→ **YOUR TASK**: All entries below are to be set down again, identical to the source.

→ **SUPPLIED ENTRIES**:
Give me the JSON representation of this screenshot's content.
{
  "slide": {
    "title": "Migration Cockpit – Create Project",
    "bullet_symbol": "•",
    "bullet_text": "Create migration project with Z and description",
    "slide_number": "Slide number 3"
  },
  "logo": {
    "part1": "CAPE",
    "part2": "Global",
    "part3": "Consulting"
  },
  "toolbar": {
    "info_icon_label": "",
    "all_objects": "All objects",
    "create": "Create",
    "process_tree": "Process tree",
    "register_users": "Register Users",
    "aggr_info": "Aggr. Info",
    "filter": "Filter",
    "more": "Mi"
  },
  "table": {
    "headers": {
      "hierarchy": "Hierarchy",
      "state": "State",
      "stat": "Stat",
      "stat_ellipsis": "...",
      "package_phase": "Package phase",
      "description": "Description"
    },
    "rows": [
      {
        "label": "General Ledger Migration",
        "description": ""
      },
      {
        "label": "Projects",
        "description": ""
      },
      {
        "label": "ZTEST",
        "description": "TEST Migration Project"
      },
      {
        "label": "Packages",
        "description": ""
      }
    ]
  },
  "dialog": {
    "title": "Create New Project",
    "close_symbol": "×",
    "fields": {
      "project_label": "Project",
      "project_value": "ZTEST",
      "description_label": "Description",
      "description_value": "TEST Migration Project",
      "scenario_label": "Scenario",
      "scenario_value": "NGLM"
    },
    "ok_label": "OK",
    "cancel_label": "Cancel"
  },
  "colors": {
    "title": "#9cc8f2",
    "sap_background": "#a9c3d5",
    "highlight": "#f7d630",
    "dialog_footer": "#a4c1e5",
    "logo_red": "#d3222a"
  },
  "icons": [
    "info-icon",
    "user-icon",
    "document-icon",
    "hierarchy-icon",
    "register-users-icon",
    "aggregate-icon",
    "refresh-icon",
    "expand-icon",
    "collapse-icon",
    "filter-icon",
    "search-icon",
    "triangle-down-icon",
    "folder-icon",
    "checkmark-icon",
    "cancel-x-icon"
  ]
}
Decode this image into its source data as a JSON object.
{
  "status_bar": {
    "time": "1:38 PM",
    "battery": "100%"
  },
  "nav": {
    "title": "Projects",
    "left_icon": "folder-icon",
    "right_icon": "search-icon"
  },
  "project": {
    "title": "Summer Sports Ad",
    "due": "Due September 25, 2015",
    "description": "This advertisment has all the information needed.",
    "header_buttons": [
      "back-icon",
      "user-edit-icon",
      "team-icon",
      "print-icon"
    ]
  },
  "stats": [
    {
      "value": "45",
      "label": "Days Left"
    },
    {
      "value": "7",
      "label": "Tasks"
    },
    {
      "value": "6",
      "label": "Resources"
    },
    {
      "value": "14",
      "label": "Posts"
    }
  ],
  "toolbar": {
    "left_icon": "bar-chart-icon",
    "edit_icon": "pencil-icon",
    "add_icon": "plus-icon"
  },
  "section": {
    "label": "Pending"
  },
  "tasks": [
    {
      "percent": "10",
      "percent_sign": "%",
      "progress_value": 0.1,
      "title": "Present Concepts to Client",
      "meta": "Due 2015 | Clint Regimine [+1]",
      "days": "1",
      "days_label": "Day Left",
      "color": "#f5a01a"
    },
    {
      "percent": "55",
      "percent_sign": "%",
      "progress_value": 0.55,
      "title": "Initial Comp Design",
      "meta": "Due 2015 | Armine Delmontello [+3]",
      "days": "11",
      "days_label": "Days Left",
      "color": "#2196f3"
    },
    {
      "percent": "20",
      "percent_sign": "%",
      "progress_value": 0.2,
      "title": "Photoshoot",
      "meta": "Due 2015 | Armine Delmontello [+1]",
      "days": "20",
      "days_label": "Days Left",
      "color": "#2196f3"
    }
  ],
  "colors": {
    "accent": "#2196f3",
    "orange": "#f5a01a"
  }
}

→ **RESPONSE TO THIS EXERCISE**:
Give me the JSON representation of this screenshot's content.
{
  "slide": {
    "title": "Migration Cockpit – Create Project",
    "bullet_symbol": "•",
    "bullet_text": "Create migration project with Z and description",
    "slide_number": "Slide number 3"
  },
  "logo": {
    "part1": "CAPE",
    "part2": "Global",
    "part3": "Consulting"
  },
  "toolbar": {
    "info_icon_label": "",
    "all_objects": "All objects",
    "create": "Create",
    "process_tree": "Process tree",
    "register_users": "Register Users",
    "aggr_info": "Aggr. Info",
    "filter": "Filter",
    "more": "Mi"
  },
  "table": {
    "headers": {
      "hierarchy": "Hierarchy",
      "state": "State",
      "stat": "Stat",
      "stat_ellipsis": "...",
      "package_phase": "Package phase",
      "description": "Description"
    },
    "rows": [
      {
        "label": "General Ledger Migration",
        "description": ""
      },
      {
        "label": "Projects",
        "description": ""
      },
      {
        "label": "ZTEST",
        "description": "TEST Migration Project"
      },
      {
        "label": "Packages",
        "description": ""
      }
    ]
  },
  "dialog": {
    "title": "Create New Project",
    "close_symbol": "×",
    "fields": {
      "project_label": "Project",
      "project_value": "ZTEST",
      "description_label": "Description",
      "description_value": "TEST Migration Project",
      "scenario_label": "Scenario",
      "scenario_value": "NGLM"
    },
    "ok_label": "OK",
    "cancel_label": "Cancel"
  },
  "colors": {
    "title": "#9cc8f2",
    "sap_background": "#a9c3d5",
    "highlight": "#f7d630",
    "dialog_footer": "#a4c1e5",
    "logo_red": "#d3222a"
  },
  "icons": [
    "info-icon",
    "user-icon",
    "document-icon",
    "hierarchy-icon",
    "register-users-icon",
    "aggregate-icon",
    "refresh-icon",
    "expand-icon",
    "collapse-icon",
    "filter-icon",
    "search-icon",
    "triangle-down-icon",
    "folder-icon",
    "checkmark-icon",
    "cancel-x-icon"
  ]
}
Decode this image into its source data as a JSON object.
{
  "status_bar": {
    "time": "1:38 PM",
    "battery": "100%"
  },
  "nav": {
    "title": "Projects",
    "left_icon": "folder-icon",
    "right_icon": "search-icon"
  },
  "project": {
    "title": "Summer Sports Ad",
    "due": "Due September 25, 2015",
    "description": "This advertisment has all the information needed.",
    "header_buttons": [
      "back-icon",
      "user-edit-icon",
      "team-icon",
      "print-icon"
    ]
  },
  "stats": [
    {
      "value": "45",
      "label": "Days Left"
    },
    {
      "value": "7",
      "label": "Tasks"
    },
    {
      "value": "6",
      "label": "Resources"
    },
    {
      "value": "14",
      "label": "Posts"
    }
  ],
  "toolbar": {
    "left_icon": "bar-chart-icon",
    "edit_icon": "pencil-icon",
    "add_icon": "plus-icon"
  },
  "section": {
    "label": "Pending"
  },
  "tasks": [
    {
      "percent": "10",
      "percent_sign": "%",
      "progress_value": 0.1,
      "title": "Present Concepts to Client",
      "meta": "Due 2015 | Clint Regimine [+1]",
      "days": "1",
      "days_label": "Day Left",
      "color": "#f5a01a"
    },
    {
      "percent": "55",
      "percent_sign": "%",
      "progress_value": 0.55,
      "title": "Initial Comp Design",
      "meta": "Due 2015 | Armine Delmontello [+3]",
      "days": "11",
      "days_label": "Days Left",
      "color": "#2196f3"
    },
    {
      "percent": "20",
      "percent_sign": "%",
      "progress_value": 0.2,
      "title": "Photoshoot",
      "meta": "Due 2015 | Armine Delmontello [+1]",
      "days": "20",
      "days_label": "Days Left",
      "color": "#2196f3"
    }
  ],
  "colors": {
    "accent": "#2196f3",
    "orange": "#f5a01a"
  }
}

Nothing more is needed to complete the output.